* BEGIN *

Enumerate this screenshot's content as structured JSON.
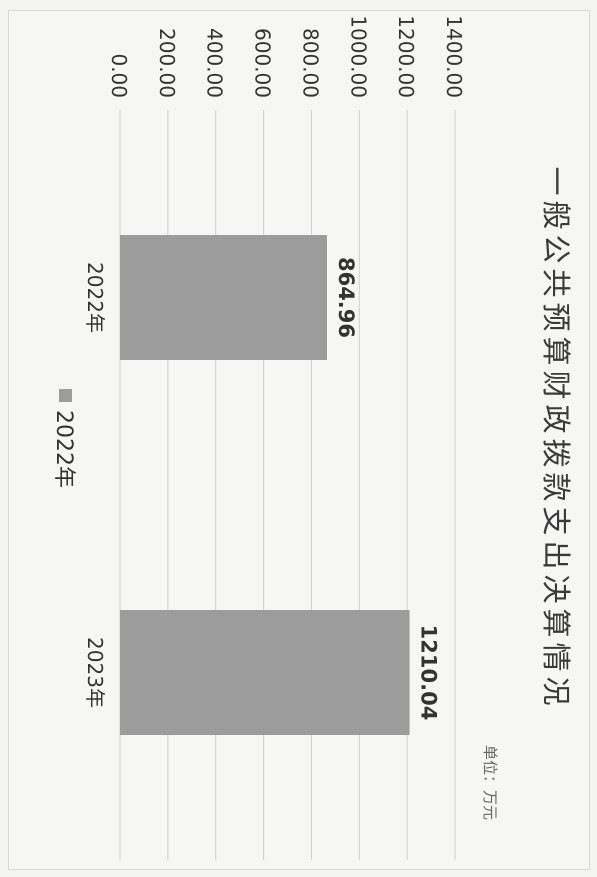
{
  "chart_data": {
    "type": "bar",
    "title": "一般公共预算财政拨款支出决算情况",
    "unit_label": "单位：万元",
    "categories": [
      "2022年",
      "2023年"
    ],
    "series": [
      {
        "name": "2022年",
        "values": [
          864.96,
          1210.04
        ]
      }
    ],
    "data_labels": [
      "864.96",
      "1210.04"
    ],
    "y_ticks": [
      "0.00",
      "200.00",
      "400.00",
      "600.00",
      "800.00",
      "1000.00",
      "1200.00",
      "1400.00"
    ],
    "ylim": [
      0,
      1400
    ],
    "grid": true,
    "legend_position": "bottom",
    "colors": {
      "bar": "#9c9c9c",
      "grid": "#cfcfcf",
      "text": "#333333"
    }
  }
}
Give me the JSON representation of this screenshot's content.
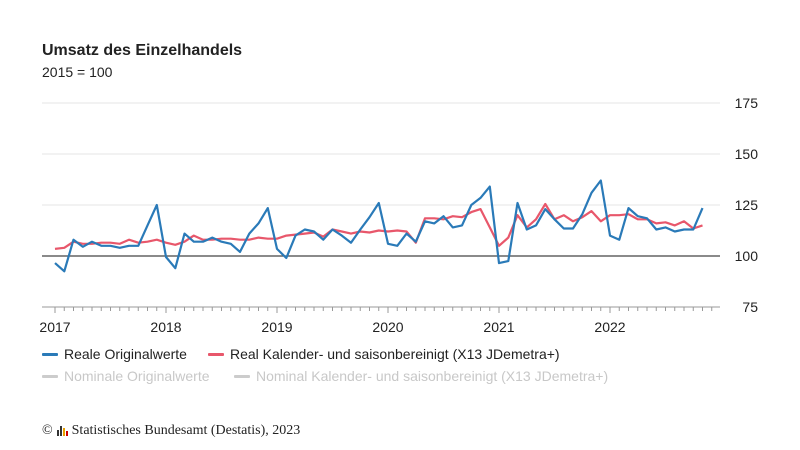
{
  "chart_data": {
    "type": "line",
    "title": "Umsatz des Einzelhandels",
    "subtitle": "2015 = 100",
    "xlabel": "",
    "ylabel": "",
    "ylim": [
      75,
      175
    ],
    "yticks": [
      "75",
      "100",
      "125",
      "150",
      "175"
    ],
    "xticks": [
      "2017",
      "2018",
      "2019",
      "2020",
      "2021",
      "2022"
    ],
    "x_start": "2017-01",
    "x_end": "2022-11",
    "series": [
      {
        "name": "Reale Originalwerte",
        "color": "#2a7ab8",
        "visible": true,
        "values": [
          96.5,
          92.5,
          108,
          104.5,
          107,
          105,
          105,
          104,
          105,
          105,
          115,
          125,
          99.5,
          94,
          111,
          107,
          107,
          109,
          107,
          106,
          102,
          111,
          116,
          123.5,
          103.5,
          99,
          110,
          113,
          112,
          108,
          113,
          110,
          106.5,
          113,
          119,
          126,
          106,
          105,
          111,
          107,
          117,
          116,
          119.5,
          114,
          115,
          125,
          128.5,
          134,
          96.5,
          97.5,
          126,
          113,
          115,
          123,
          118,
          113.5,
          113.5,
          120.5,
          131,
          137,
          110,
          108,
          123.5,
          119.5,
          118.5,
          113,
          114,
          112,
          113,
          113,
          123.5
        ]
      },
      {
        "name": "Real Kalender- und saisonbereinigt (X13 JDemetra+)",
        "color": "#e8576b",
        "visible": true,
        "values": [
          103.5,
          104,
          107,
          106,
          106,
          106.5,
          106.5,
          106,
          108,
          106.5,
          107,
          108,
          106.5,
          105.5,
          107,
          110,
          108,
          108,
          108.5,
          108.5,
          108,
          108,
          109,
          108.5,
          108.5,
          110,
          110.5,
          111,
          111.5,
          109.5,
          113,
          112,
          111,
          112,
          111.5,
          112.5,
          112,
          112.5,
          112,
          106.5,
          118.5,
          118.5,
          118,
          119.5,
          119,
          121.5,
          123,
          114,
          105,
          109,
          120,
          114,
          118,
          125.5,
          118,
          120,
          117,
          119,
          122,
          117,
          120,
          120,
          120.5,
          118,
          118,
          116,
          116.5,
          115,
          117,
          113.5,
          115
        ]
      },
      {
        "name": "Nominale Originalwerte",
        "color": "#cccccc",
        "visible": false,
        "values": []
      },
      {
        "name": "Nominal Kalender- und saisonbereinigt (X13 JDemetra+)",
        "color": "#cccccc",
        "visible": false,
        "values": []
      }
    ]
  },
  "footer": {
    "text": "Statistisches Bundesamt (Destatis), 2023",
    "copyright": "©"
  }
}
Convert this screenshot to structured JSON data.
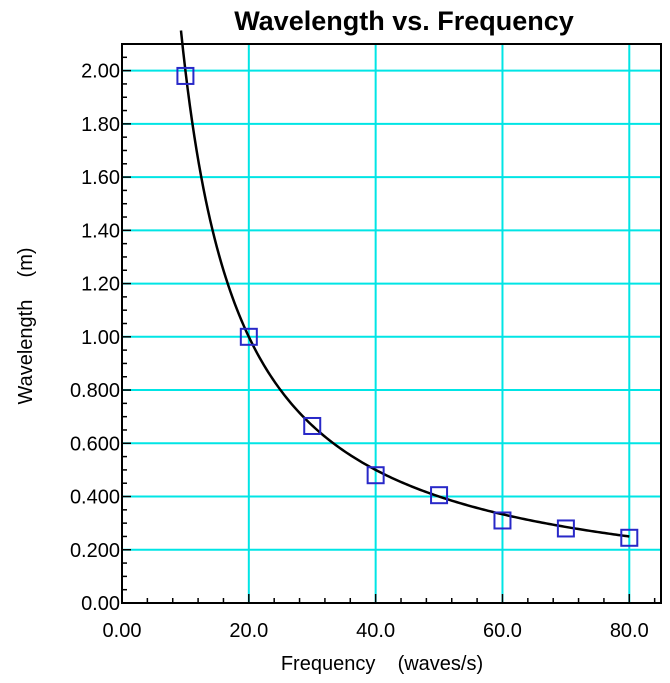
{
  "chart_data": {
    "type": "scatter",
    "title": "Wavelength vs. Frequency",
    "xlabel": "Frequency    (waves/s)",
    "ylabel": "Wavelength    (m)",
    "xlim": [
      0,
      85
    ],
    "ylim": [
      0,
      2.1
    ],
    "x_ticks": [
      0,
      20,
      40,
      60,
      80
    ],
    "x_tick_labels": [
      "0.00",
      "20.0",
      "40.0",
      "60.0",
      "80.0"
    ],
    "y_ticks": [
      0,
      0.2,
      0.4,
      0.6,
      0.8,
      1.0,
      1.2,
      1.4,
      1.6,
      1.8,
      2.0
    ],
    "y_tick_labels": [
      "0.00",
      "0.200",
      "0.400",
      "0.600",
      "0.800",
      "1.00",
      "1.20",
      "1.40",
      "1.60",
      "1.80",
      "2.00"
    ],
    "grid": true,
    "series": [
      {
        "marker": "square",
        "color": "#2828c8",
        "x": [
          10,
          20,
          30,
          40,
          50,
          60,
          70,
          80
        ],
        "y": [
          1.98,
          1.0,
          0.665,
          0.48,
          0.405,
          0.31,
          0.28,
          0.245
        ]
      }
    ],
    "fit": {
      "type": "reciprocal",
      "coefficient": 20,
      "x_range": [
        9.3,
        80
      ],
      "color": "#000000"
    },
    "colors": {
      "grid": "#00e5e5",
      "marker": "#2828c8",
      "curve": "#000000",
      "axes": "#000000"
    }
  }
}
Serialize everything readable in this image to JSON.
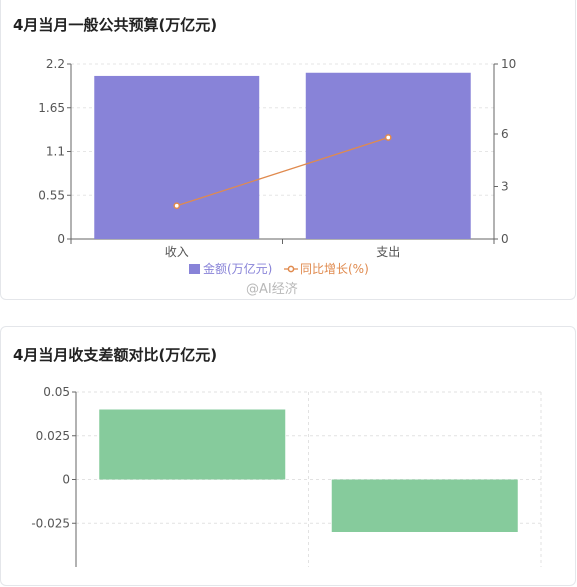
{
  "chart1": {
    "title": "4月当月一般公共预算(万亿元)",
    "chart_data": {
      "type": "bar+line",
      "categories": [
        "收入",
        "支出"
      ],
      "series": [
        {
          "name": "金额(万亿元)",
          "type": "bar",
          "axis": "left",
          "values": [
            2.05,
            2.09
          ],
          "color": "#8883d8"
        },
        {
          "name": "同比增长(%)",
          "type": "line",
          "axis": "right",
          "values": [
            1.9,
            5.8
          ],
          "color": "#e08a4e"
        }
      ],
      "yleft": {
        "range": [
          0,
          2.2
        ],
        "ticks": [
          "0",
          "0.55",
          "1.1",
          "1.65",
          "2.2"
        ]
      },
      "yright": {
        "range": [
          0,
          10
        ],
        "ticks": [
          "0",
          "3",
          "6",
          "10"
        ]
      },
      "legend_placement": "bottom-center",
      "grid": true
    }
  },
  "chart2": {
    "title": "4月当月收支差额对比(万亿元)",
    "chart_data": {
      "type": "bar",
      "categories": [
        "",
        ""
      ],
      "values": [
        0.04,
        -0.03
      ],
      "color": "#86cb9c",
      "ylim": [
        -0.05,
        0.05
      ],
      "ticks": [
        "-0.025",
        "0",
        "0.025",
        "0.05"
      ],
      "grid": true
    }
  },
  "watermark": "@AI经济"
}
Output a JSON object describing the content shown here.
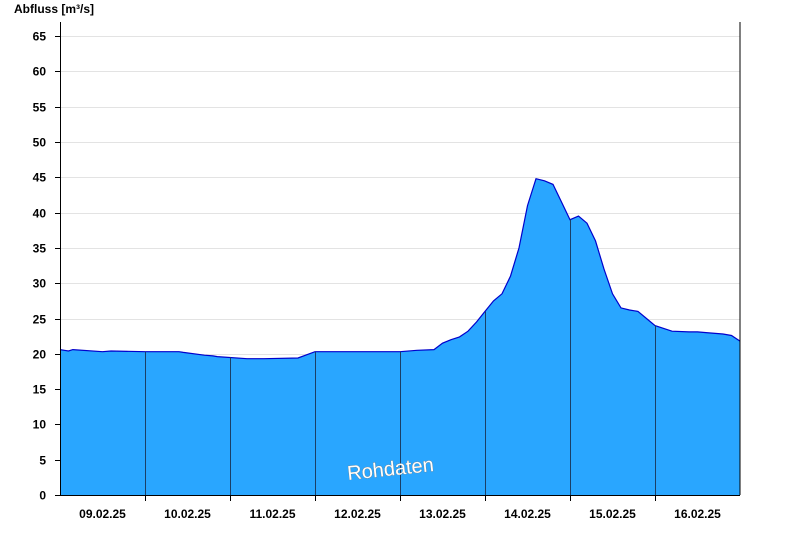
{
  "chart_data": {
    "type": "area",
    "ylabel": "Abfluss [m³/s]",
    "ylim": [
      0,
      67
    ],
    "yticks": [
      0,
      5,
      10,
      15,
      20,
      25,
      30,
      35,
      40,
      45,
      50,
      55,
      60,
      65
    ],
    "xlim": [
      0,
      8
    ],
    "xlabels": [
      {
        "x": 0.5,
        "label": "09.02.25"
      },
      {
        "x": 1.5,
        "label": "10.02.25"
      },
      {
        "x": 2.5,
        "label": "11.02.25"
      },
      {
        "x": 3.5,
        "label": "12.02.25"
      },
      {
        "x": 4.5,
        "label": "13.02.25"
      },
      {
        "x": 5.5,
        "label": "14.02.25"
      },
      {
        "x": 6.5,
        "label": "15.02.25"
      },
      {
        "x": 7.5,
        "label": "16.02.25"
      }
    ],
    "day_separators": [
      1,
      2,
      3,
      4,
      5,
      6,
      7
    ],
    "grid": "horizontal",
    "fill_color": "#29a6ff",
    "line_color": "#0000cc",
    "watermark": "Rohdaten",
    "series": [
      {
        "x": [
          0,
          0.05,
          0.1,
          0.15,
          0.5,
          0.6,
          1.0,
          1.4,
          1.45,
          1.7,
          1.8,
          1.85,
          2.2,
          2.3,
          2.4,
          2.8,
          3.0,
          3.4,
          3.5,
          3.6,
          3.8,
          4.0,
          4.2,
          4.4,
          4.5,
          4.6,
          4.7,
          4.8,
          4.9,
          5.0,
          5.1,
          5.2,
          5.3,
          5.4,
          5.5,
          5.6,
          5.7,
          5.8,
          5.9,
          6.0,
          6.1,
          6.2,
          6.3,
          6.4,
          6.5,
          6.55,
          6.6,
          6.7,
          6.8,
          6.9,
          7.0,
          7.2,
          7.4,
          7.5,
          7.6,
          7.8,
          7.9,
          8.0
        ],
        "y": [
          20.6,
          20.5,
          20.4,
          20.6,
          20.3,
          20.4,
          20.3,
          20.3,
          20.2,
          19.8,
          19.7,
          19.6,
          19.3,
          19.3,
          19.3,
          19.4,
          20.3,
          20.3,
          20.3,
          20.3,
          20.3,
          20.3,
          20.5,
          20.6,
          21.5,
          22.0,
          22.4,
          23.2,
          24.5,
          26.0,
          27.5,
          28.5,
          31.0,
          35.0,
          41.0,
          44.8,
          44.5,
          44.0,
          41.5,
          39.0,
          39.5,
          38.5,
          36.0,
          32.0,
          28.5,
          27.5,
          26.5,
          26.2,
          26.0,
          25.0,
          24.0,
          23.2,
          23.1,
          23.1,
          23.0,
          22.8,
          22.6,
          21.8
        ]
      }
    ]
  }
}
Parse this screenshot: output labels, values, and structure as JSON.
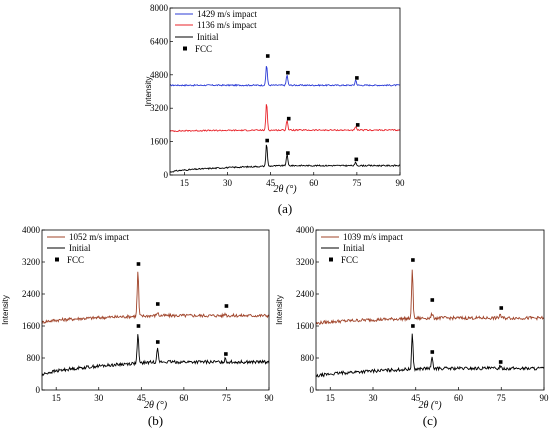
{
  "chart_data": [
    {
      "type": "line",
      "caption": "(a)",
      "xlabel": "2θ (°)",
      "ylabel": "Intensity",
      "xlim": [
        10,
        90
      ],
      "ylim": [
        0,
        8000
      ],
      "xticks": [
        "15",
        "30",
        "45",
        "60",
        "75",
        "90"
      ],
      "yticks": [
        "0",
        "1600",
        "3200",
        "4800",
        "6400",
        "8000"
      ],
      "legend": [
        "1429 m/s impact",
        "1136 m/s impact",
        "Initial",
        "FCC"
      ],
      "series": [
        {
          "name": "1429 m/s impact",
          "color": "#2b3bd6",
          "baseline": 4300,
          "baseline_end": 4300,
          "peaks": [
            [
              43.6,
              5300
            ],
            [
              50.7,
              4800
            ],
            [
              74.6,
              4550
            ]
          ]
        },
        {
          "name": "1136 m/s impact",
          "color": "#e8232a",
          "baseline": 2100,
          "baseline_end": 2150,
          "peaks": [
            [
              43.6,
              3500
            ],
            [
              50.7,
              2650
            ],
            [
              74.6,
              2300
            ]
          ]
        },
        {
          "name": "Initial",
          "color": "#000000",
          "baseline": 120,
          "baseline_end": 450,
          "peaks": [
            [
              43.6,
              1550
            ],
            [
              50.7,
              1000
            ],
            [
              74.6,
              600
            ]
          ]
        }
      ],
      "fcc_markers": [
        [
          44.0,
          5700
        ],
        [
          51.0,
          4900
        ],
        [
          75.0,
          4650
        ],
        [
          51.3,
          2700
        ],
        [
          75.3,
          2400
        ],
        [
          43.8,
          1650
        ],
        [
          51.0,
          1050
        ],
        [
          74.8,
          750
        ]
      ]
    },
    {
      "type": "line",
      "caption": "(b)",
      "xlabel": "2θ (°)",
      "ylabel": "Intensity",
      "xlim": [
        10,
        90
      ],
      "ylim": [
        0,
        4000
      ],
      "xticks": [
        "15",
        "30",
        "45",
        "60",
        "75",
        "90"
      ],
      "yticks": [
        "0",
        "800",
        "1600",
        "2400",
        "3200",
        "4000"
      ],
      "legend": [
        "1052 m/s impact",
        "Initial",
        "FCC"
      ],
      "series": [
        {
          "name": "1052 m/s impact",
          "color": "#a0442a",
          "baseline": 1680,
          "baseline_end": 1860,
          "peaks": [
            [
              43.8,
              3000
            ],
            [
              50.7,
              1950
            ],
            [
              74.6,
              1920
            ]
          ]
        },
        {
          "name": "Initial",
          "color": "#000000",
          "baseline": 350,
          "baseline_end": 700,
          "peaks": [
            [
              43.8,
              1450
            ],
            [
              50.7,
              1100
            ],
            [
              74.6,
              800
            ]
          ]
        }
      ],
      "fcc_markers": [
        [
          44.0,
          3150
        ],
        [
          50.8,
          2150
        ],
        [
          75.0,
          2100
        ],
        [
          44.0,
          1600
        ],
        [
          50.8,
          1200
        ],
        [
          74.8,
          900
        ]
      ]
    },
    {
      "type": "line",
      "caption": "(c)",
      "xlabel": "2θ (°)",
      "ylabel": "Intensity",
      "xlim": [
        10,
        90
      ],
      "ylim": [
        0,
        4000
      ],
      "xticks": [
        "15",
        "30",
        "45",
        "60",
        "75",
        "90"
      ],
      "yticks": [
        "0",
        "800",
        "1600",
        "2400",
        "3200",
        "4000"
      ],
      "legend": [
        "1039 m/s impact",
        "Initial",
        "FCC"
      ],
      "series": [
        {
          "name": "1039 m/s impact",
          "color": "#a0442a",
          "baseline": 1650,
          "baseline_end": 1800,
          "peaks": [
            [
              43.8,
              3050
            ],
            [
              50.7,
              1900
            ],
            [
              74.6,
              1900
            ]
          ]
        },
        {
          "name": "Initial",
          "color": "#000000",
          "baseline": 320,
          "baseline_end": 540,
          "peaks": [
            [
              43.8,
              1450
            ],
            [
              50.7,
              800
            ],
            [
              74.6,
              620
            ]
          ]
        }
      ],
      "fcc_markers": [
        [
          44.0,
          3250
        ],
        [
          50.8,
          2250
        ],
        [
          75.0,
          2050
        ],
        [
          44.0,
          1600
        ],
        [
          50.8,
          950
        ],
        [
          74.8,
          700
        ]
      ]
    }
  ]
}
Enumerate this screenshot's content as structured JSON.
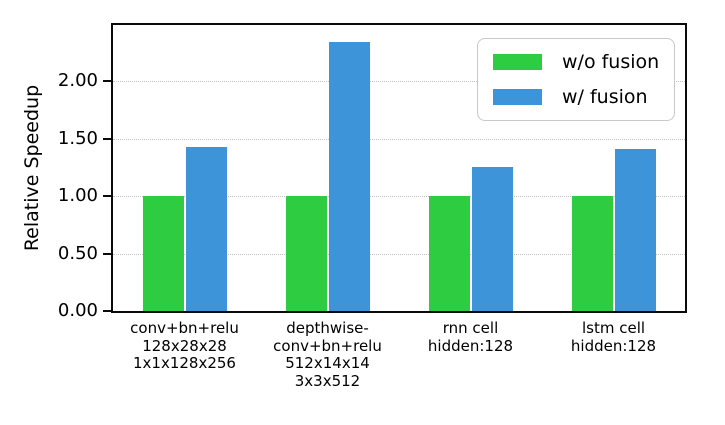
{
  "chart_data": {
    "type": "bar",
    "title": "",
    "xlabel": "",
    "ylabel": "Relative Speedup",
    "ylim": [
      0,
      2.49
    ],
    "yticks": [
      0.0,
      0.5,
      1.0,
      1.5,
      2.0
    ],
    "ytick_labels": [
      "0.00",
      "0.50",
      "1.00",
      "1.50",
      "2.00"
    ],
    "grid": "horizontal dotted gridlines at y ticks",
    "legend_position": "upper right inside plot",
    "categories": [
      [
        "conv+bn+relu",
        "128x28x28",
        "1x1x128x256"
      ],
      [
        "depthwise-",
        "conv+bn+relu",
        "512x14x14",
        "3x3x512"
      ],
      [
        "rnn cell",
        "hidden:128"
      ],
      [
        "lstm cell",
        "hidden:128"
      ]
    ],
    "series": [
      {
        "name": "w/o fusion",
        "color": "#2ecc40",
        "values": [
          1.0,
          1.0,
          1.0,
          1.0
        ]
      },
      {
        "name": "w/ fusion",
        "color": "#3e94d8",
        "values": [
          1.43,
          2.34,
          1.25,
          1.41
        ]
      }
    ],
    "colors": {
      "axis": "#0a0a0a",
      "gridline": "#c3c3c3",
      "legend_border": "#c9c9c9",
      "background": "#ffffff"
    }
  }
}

* END *

> Task to carry out
Scan the material and collect every line that contains "bottom".

> Expected output
    "legend_position": "bottom",
      "legend_placement": "bottom-center",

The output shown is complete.